## DIRECTIONS
Retype all of the entries word for word.

## DATA SHOWN

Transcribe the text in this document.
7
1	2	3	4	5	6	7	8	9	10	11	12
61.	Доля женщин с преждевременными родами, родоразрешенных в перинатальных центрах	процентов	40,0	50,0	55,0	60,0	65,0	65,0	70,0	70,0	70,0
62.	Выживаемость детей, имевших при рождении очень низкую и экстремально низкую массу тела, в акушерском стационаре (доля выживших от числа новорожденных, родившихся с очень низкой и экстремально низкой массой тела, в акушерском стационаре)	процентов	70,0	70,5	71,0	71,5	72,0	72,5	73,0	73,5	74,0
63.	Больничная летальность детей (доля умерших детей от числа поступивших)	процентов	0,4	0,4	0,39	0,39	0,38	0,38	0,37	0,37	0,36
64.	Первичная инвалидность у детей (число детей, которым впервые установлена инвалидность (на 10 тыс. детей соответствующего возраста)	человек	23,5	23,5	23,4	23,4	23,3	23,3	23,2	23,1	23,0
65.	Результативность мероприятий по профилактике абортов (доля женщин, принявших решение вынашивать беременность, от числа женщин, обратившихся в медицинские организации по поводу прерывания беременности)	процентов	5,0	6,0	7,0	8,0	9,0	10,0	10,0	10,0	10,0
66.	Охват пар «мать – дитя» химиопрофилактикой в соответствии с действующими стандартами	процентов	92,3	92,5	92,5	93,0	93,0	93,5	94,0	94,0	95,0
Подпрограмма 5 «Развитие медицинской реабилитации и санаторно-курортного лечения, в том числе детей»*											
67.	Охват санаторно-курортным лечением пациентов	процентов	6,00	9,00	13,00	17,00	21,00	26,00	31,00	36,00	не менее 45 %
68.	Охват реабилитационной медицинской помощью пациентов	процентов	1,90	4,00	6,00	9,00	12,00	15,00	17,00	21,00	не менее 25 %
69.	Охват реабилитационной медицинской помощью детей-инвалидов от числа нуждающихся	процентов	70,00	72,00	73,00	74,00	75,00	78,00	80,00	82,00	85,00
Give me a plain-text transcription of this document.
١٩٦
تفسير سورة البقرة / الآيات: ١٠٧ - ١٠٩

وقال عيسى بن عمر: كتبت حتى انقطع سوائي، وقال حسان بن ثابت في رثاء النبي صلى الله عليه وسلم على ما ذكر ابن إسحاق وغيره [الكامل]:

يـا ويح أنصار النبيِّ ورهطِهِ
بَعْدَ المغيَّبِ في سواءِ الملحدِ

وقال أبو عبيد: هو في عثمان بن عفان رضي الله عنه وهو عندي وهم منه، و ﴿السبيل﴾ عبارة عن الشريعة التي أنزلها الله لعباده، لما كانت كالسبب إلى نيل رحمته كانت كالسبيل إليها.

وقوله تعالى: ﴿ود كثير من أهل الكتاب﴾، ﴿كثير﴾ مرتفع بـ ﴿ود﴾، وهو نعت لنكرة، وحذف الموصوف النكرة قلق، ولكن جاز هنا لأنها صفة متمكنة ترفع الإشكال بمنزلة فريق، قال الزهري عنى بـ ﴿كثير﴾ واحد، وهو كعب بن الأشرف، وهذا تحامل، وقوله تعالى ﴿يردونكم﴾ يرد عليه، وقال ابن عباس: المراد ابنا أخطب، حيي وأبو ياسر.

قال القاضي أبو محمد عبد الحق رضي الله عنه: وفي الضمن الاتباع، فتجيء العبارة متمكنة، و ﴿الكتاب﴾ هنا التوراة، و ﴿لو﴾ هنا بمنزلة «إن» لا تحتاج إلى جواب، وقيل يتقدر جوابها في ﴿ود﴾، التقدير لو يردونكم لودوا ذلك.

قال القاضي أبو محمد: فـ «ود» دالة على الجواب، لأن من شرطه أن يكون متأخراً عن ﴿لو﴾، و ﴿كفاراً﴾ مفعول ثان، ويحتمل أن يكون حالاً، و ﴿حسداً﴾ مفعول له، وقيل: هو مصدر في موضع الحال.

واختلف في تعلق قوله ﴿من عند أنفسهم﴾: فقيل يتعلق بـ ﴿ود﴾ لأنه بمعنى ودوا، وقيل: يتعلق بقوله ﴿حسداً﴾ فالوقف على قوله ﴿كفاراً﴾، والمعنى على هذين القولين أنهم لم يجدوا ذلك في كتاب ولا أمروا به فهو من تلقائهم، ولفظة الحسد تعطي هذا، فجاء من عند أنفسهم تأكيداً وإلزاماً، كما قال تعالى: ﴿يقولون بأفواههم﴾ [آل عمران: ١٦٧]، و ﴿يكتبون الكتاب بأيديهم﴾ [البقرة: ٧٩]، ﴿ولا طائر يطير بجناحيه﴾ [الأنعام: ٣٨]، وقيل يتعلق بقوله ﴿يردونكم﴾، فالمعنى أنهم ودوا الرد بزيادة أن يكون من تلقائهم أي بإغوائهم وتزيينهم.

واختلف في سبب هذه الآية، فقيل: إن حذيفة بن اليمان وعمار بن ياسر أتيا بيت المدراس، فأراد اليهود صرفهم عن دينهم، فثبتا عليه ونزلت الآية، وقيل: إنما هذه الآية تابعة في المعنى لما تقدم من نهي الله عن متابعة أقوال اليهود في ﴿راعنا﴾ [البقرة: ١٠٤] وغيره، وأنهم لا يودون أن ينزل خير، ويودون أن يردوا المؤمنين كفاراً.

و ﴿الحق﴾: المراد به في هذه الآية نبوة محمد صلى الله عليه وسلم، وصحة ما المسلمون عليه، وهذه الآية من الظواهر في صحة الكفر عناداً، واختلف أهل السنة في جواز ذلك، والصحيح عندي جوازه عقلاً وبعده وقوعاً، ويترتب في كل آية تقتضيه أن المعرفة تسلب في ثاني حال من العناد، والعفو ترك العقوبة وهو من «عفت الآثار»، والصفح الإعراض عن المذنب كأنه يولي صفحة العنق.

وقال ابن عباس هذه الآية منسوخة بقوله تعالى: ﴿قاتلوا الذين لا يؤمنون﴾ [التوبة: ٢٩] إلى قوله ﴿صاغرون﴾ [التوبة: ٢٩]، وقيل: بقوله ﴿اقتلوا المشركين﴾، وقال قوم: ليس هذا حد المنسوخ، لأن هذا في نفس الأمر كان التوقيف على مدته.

## RESULT FOR THIS EXERCISE
Transcribe the text in this document.
7
1	2	3	4	5	6	7	8	9	10	11	12
61.	Доля женщин с преждевременными родами, родоразрешенных в перинатальных центрах	процентов	40,0	50,0	55,0	60,0	65,0	65,0	70,0	70,0	70,0
62.	Выживаемость детей, имевших при рождении очень низкую и экстремально низкую массу тела, в акушерском стационаре (доля выживших от числа новорожденных, родившихся с очень низкой и экстремально низкой массой тела, в акушерском стационаре)	процентов	70,0	70,5	71,0	71,5	72,0	72,5	73,0	73,5	74,0
63.	Больничная летальность детей (доля умерших детей от числа поступивших)	процентов	0,4	0,4	0,39	0,39	0,38	0,38	0,37	0,37	0,36
64.	Первичная инвалидность у детей (число детей, которым впервые установлена инвалидность (на 10 тыс. детей соответствующего возраста)	человек	23,5	23,5	23,4	23,4	23,3	23,3	23,2	23,1	23,0
65.	Результативность мероприятий по профилактике абортов (доля женщин, принявших решение вынашивать беременность, от числа женщин, обратившихся в медицинские организации по поводу прерывания беременности)	процентов	5,0	6,0	7,0	8,0	9,0	10,0	10,0	10,0	10,0
66.	Охват пар «мать – дитя» химиопрофилактикой в соответствии с действующими стандартами	процентов	92,3	92,5	92,5	93,0	93,0	93,5	94,0	94,0	95,0
Подпрограмма 5 «Развитие медицинской реабилитации и санаторно-курортного лечения, в том числе детей»*											
67.	Охват санаторно-курортным лечением пациентов	процентов	6,00	9,00	13,00	17,00	21,00	26,00	31,00	36,00	не менее 45 %
68.	Охват реабилитационной медицинской помощью пациентов	процентов	1,90	4,00	6,00	9,00	12,00	15,00	17,00	21,00	не менее 25 %
69.	Охват реабилитационной медицинской помощью детей-инвалидов от числа нуждающихся	процентов	70,00	72,00	73,00	74,00	75,00	78,00	80,00	82,00	85,00
Give me a plain-text transcription of this document.
١٩٦
تفسير سورة البقرة / الآيات: ١٠٧ - ١٠٩

وقال عيسى بن عمر: كتبت حتى انقطع سوائي، وقال حسان بن ثابت في رثاء النبي صلى الله عليه وسلم على ما ذكر ابن إسحاق وغيره [الكامل]:

يـا ويح أنصار النبيِّ ورهطِهِ
بَعْدَ المغيَّبِ في سواءِ الملحدِ

وقال أبو عبيد: هو في عثمان بن عفان رضي الله عنه وهو عندي وهم منه، و ﴿السبيل﴾ عبارة عن الشريعة التي أنزلها الله لعباده، لما كانت كالسبب إلى نيل رحمته كانت كالسبيل إليها.

وقوله تعالى: ﴿ود كثير من أهل الكتاب﴾، ﴿كثير﴾ مرتفع بـ ﴿ود﴾، وهو نعت لنكرة، وحذف الموصوف النكرة قلق، ولكن جاز هنا لأنها صفة متمكنة ترفع الإشكال بمنزلة فريق، قال الزهري عنى بـ ﴿كثير﴾ واحد، وهو كعب بن الأشرف، وهذا تحامل، وقوله تعالى ﴿يردونكم﴾ يرد عليه، وقال ابن عباس: المراد ابنا أخطب، حيي وأبو ياسر.

قال القاضي أبو محمد عبد الحق رضي الله عنه: وفي الضمن الاتباع، فتجيء العبارة متمكنة، و ﴿الكتاب﴾ هنا التوراة، و ﴿لو﴾ هنا بمنزلة «إن» لا تحتاج إلى جواب، وقيل يتقدر جوابها في ﴿ود﴾، التقدير لو يردونكم لودوا ذلك.

قال القاضي أبو محمد: فـ «ود» دالة على الجواب، لأن من شرطه أن يكون متأخراً عن ﴿لو﴾، و ﴿كفاراً﴾ مفعول ثان، ويحتمل أن يكون حالاً، و ﴿حسداً﴾ مفعول له، وقيل: هو مصدر في موضع الحال.

واختلف في تعلق قوله ﴿من عند أنفسهم﴾: فقيل يتعلق بـ ﴿ود﴾ لأنه بمعنى ودوا، وقيل: يتعلق بقوله ﴿حسداً﴾ فالوقف على قوله ﴿كفاراً﴾، والمعنى على هذين القولين أنهم لم يجدوا ذلك في كتاب ولا أمروا به فهو من تلقائهم، ولفظة الحسد تعطي هذا، فجاء من عند أنفسهم تأكيداً وإلزاماً، كما قال تعالى: ﴿يقولون بأفواههم﴾ [آل عمران: ١٦٧]، و ﴿يكتبون الكتاب بأيديهم﴾ [البقرة: ٧٩]، ﴿ولا طائر يطير بجناحيه﴾ [الأنعام: ٣٨]، وقيل يتعلق بقوله ﴿يردونكم﴾، فالمعنى أنهم ودوا الرد بزيادة أن يكون من تلقائهم أي بإغوائهم وتزيينهم.

واختلف في سبب هذه الآية، فقيل: إن حذيفة بن اليمان وعمار بن ياسر أتيا بيت المدراس، فأراد اليهود صرفهم عن دينهم، فثبتا عليه ونزلت الآية، وقيل: إنما هذه الآية تابعة في المعنى لما تقدم من نهي الله عن متابعة أقوال اليهود في ﴿راعنا﴾ [البقرة: ١٠٤] وغيره، وأنهم لا يودون أن ينزل خير، ويودون أن يردوا المؤمنين كفاراً.

و ﴿الحق﴾: المراد به في هذه الآية نبوة محمد صلى الله عليه وسلم، وصحة ما المسلمون عليه، وهذه الآية من الظواهر في صحة الكفر عناداً، واختلف أهل السنة في جواز ذلك، والصحيح عندي جوازه عقلاً وبعده وقوعاً، ويترتب في كل آية تقتضيه أن المعرفة تسلب في ثاني حال من العناد، والعفو ترك العقوبة وهو من «عفت الآثار»، والصفح الإعراض عن المذنب كأنه يولي صفحة العنق.

وقال ابن عباس هذه الآية منسوخة بقوله تعالى: ﴿قاتلوا الذين لا يؤمنون﴾ [التوبة: ٢٩] إلى قوله ﴿صاغرون﴾ [التوبة: ٢٩]، وقيل: بقوله ﴿اقتلوا المشركين﴾، وقال قوم: ليس هذا حد المنسوخ، لأن هذا في نفس الأمر كان التوقيف على مدته.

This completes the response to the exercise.